■ Stated problem
Search the data for the word "structured". Reproduce every line where it is found.

■ Chart and figure data
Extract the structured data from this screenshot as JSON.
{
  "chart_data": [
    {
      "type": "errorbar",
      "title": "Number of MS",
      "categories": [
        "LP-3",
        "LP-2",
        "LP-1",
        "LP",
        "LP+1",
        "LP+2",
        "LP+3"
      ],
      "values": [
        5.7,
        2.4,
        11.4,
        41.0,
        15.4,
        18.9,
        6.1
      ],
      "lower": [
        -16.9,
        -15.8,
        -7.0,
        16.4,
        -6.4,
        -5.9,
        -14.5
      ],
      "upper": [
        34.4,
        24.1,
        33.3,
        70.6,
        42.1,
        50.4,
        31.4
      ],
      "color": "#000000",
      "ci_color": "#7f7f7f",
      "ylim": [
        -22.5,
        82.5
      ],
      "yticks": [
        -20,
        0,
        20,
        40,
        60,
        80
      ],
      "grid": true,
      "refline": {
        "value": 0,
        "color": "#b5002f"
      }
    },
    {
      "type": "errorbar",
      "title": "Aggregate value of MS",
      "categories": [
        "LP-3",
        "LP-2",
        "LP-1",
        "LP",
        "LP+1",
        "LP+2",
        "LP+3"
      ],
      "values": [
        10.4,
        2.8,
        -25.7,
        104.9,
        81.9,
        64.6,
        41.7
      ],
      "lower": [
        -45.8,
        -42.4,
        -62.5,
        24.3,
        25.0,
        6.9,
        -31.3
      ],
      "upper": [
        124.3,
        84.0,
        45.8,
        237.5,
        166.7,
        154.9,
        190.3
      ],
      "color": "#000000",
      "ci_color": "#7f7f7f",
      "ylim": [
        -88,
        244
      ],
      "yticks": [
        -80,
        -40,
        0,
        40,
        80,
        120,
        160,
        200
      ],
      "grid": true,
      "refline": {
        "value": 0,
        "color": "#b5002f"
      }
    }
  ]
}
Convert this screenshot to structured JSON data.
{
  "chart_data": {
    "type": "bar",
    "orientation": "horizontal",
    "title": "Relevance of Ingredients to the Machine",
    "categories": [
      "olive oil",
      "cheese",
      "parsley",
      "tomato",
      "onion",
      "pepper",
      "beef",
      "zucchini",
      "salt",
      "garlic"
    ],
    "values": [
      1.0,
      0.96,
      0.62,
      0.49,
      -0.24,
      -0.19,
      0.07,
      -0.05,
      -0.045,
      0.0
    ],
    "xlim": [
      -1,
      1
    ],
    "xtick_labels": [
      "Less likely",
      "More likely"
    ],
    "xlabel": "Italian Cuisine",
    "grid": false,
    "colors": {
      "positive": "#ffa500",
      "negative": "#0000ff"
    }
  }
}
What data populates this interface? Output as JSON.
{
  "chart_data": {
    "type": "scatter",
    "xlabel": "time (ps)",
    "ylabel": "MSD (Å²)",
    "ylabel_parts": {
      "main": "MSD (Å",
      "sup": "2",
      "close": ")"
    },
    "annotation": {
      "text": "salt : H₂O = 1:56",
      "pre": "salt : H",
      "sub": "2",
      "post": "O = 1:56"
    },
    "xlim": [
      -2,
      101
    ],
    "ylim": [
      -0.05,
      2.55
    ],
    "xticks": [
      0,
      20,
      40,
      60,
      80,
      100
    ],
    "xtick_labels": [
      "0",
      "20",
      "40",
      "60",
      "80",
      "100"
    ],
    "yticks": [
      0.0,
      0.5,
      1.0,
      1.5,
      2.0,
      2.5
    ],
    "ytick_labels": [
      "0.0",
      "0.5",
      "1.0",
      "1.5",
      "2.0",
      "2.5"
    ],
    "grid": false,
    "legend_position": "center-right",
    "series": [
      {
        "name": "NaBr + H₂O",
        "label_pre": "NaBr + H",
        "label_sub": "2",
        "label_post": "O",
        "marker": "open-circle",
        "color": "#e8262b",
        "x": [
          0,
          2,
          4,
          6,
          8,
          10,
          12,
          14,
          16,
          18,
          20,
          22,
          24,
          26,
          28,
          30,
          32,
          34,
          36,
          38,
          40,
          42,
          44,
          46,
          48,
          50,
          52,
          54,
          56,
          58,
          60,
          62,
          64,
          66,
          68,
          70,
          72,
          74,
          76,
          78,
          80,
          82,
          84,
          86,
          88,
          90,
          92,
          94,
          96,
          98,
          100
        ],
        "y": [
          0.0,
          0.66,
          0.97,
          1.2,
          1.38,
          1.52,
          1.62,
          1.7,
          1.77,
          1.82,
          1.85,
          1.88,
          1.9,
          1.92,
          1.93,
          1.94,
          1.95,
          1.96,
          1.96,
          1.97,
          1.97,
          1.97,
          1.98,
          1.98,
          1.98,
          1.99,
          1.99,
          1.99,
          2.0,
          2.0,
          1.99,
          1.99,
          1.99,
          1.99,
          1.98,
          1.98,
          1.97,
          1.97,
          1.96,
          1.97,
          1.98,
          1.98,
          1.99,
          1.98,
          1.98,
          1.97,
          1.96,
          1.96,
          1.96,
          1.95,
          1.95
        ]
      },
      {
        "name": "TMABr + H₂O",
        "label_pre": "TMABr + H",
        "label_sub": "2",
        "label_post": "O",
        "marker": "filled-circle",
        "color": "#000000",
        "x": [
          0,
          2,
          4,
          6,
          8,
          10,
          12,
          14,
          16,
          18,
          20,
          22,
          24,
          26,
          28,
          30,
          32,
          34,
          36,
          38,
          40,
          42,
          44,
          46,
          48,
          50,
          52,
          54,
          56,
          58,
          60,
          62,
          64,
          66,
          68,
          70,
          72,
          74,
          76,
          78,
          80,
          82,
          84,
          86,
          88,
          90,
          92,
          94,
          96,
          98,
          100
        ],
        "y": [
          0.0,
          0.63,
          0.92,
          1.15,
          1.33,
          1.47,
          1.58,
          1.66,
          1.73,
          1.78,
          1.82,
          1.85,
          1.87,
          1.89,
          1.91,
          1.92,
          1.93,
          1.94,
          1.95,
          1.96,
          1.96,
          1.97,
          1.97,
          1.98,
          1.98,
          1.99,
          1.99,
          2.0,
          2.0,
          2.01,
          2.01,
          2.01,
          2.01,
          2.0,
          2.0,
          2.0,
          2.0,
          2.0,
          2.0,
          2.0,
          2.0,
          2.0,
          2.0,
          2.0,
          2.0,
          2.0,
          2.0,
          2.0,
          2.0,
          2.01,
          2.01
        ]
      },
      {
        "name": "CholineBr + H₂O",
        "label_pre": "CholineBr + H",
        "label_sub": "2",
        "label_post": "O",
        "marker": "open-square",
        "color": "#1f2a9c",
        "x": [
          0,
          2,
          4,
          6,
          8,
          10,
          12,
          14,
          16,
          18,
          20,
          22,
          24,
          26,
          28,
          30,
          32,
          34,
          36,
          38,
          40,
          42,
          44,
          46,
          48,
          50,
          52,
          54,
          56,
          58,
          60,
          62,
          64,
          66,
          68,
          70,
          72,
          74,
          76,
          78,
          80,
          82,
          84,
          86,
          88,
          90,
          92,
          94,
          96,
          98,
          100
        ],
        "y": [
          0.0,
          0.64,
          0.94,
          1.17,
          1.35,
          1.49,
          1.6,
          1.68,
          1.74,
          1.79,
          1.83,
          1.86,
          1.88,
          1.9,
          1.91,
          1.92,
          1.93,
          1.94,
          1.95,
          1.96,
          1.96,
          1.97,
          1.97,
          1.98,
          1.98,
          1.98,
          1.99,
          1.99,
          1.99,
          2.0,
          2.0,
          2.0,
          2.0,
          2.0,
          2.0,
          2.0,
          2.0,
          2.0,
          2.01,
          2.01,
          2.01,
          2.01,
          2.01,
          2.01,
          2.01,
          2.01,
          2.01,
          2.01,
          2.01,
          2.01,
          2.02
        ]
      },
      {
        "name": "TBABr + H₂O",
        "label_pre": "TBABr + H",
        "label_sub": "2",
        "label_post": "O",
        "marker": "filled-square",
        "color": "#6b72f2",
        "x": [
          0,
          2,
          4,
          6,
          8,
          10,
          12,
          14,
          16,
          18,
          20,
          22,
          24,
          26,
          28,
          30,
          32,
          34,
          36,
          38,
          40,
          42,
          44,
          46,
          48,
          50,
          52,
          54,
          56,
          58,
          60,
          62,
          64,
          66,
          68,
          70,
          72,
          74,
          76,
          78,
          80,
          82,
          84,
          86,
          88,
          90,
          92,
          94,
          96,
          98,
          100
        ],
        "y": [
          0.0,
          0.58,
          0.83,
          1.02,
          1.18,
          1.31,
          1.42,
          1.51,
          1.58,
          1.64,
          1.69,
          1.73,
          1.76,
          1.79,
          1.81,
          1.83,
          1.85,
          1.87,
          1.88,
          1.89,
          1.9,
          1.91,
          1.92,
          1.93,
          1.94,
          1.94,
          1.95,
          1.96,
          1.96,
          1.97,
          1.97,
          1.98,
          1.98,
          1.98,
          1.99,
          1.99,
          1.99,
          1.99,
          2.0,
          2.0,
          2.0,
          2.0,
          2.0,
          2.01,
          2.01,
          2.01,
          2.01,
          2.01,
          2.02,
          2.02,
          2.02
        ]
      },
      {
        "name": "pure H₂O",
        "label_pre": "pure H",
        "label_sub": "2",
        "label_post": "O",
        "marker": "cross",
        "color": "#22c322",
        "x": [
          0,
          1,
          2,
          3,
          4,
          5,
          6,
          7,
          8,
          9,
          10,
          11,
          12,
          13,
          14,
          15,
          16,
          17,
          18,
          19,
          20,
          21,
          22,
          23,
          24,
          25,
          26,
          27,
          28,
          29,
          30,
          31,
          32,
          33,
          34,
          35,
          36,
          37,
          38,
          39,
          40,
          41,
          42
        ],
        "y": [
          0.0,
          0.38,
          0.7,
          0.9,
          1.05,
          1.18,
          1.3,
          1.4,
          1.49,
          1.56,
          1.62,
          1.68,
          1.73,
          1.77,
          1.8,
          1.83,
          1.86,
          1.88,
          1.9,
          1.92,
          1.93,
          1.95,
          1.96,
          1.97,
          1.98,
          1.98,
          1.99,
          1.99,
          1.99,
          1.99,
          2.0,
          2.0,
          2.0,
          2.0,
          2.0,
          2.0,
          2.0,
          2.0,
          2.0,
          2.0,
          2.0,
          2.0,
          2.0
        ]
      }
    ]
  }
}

■ Response below
Extract the structured data from this screenshot as JSON.
Convert this screenshot to structured JSON data.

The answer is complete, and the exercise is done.